■ OBJECTIVE ■
Extract all of the entries and give them again, word for word.

■ Structured figure records ■
_ _ _
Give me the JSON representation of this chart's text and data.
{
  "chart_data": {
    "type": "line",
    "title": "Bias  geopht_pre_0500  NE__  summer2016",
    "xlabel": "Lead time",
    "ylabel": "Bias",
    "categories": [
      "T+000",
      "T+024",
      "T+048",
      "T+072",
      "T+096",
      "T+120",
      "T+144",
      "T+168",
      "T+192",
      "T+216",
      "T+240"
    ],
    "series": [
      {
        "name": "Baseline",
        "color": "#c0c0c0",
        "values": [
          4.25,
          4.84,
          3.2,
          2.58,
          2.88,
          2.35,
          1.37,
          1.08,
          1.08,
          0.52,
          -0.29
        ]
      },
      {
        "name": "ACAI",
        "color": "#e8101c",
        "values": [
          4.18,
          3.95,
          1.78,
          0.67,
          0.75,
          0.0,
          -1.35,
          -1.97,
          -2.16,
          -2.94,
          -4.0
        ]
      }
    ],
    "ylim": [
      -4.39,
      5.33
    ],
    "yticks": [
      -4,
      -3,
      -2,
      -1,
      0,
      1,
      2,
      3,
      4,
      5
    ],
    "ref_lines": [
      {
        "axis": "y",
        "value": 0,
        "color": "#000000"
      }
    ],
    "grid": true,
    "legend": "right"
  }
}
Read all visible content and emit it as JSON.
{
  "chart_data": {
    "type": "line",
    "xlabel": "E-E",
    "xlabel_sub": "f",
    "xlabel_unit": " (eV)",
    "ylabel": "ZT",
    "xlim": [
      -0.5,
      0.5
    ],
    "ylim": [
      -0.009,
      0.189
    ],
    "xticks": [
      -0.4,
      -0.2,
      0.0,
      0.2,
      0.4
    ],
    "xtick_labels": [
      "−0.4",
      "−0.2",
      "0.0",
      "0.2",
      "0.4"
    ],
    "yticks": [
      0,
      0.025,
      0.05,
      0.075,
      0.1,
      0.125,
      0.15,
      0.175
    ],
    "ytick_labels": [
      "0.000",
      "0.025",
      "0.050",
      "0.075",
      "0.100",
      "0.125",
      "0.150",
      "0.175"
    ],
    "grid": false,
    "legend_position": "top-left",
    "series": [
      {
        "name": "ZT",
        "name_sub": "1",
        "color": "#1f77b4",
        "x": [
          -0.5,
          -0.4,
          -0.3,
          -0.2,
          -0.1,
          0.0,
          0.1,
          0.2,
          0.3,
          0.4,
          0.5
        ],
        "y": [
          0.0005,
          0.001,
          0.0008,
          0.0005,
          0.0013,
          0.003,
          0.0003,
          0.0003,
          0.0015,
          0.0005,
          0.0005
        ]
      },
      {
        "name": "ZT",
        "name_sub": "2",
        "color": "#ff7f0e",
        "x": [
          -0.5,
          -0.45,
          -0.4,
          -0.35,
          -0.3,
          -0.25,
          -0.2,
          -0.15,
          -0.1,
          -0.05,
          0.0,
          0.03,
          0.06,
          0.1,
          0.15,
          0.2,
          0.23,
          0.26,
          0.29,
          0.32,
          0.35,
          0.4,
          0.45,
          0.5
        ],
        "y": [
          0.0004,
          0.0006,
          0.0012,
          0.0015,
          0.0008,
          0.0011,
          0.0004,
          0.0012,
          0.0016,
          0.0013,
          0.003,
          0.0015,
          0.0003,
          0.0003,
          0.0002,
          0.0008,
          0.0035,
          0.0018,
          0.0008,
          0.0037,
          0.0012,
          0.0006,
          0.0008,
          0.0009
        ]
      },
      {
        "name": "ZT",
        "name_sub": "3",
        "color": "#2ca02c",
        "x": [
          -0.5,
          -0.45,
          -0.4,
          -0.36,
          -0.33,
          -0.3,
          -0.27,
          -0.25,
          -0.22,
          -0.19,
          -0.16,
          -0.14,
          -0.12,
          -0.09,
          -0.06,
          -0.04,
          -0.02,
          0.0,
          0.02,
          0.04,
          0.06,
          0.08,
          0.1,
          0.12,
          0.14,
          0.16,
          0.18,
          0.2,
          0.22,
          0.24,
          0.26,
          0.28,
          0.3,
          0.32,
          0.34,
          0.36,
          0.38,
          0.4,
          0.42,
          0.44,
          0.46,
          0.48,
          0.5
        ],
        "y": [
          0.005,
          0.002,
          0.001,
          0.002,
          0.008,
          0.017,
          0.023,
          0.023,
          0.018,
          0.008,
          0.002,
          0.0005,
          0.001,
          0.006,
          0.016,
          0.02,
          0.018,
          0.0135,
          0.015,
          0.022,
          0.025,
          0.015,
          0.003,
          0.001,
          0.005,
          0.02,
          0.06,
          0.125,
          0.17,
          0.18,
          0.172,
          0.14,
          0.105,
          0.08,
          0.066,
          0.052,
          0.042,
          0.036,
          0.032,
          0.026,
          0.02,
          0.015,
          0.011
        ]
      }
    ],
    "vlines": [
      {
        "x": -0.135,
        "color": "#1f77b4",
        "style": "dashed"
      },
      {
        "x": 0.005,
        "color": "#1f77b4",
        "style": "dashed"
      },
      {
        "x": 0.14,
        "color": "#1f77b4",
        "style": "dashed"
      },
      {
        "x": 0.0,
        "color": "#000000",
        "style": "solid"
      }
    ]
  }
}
_ _ _
■ FINISHED EXERCISE ■
Give me the JSON representation of this chart's text and data.
{
  "chart_data": {
    "type": "line",
    "title": "Bias  geopht_pre_0500  NE__  summer2016",
    "xlabel": "Lead time",
    "ylabel": "Bias",
    "categories": [
      "T+000",
      "T+024",
      "T+048",
      "T+072",
      "T+096",
      "T+120",
      "T+144",
      "T+168",
      "T+192",
      "T+216",
      "T+240"
    ],
    "series": [
      {
        "name": "Baseline",
        "color": "#c0c0c0",
        "values": [
          4.25,
          4.84,
          3.2,
          2.58,
          2.88,
          2.35,
          1.37,
          1.08,
          1.08,
          0.52,
          -0.29
        ]
      },
      {
        "name": "ACAI",
        "color": "#e8101c",
        "values": [
          4.18,
          3.95,
          1.78,
          0.67,
          0.75,
          0.0,
          -1.35,
          -1.97,
          -2.16,
          -2.94,
          -4.0
        ]
      }
    ],
    "ylim": [
      -4.39,
      5.33
    ],
    "yticks": [
      -4,
      -3,
      -2,
      -1,
      0,
      1,
      2,
      3,
      4,
      5
    ],
    "ref_lines": [
      {
        "axis": "y",
        "value": 0,
        "color": "#000000"
      }
    ],
    "grid": true,
    "legend": "right"
  }
}
Read all visible content and emit it as JSON.
{
  "chart_data": {
    "type": "line",
    "xlabel": "E-E",
    "xlabel_sub": "f",
    "xlabel_unit": " (eV)",
    "ylabel": "ZT",
    "xlim": [
      -0.5,
      0.5
    ],
    "ylim": [
      -0.009,
      0.189
    ],
    "xticks": [
      -0.4,
      -0.2,
      0.0,
      0.2,
      0.4
    ],
    "xtick_labels": [
      "−0.4",
      "−0.2",
      "0.0",
      "0.2",
      "0.4"
    ],
    "yticks": [
      0,
      0.025,
      0.05,
      0.075,
      0.1,
      0.125,
      0.15,
      0.175
    ],
    "ytick_labels": [
      "0.000",
      "0.025",
      "0.050",
      "0.075",
      "0.100",
      "0.125",
      "0.150",
      "0.175"
    ],
    "grid": false,
    "legend_position": "top-left",
    "series": [
      {
        "name": "ZT",
        "name_sub": "1",
        "color": "#1f77b4",
        "x": [
          -0.5,
          -0.4,
          -0.3,
          -0.2,
          -0.1,
          0.0,
          0.1,
          0.2,
          0.3,
          0.4,
          0.5
        ],
        "y": [
          0.0005,
          0.001,
          0.0008,
          0.0005,
          0.0013,
          0.003,
          0.0003,
          0.0003,
          0.0015,
          0.0005,
          0.0005
        ]
      },
      {
        "name": "ZT",
        "name_sub": "2",
        "color": "#ff7f0e",
        "x": [
          -0.5,
          -0.45,
          -0.4,
          -0.35,
          -0.3,
          -0.25,
          -0.2,
          -0.15,
          -0.1,
          -0.05,
          0.0,
          0.03,
          0.06,
          0.1,
          0.15,
          0.2,
          0.23,
          0.26,
          0.29,
          0.32,
          0.35,
          0.4,
          0.45,
          0.5
        ],
        "y": [
          0.0004,
          0.0006,
          0.0012,
          0.0015,
          0.0008,
          0.0011,
          0.0004,
          0.0012,
          0.0016,
          0.0013,
          0.003,
          0.0015,
          0.0003,
          0.0003,
          0.0002,
          0.0008,
          0.0035,
          0.0018,
          0.0008,
          0.0037,
          0.0012,
          0.0006,
          0.0008,
          0.0009
        ]
      },
      {
        "name": "ZT",
        "name_sub": "3",
        "color": "#2ca02c",
        "x": [
          -0.5,
          -0.45,
          -0.4,
          -0.36,
          -0.33,
          -0.3,
          -0.27,
          -0.25,
          -0.22,
          -0.19,
          -0.16,
          -0.14,
          -0.12,
          -0.09,
          -0.06,
          -0.04,
          -0.02,
          0.0,
          0.02,
          0.04,
          0.06,
          0.08,
          0.1,
          0.12,
          0.14,
          0.16,
          0.18,
          0.2,
          0.22,
          0.24,
          0.26,
          0.28,
          0.3,
          0.32,
          0.34,
          0.36,
          0.38,
          0.4,
          0.42,
          0.44,
          0.46,
          0.48,
          0.5
        ],
        "y": [
          0.005,
          0.002,
          0.001,
          0.002,
          0.008,
          0.017,
          0.023,
          0.023,
          0.018,
          0.008,
          0.002,
          0.0005,
          0.001,
          0.006,
          0.016,
          0.02,
          0.018,
          0.0135,
          0.015,
          0.022,
          0.025,
          0.015,
          0.003,
          0.001,
          0.005,
          0.02,
          0.06,
          0.125,
          0.17,
          0.18,
          0.172,
          0.14,
          0.105,
          0.08,
          0.066,
          0.052,
          0.042,
          0.036,
          0.032,
          0.026,
          0.02,
          0.015,
          0.011
        ]
      }
    ],
    "vlines": [
      {
        "x": -0.135,
        "color": "#1f77b4",
        "style": "dashed"
      },
      {
        "x": 0.005,
        "color": "#1f77b4",
        "style": "dashed"
      },
      {
        "x": 0.14,
        "color": "#1f77b4",
        "style": "dashed"
      },
      {
        "x": 0.0,
        "color": "#000000",
        "style": "solid"
      }
    ]
  }
}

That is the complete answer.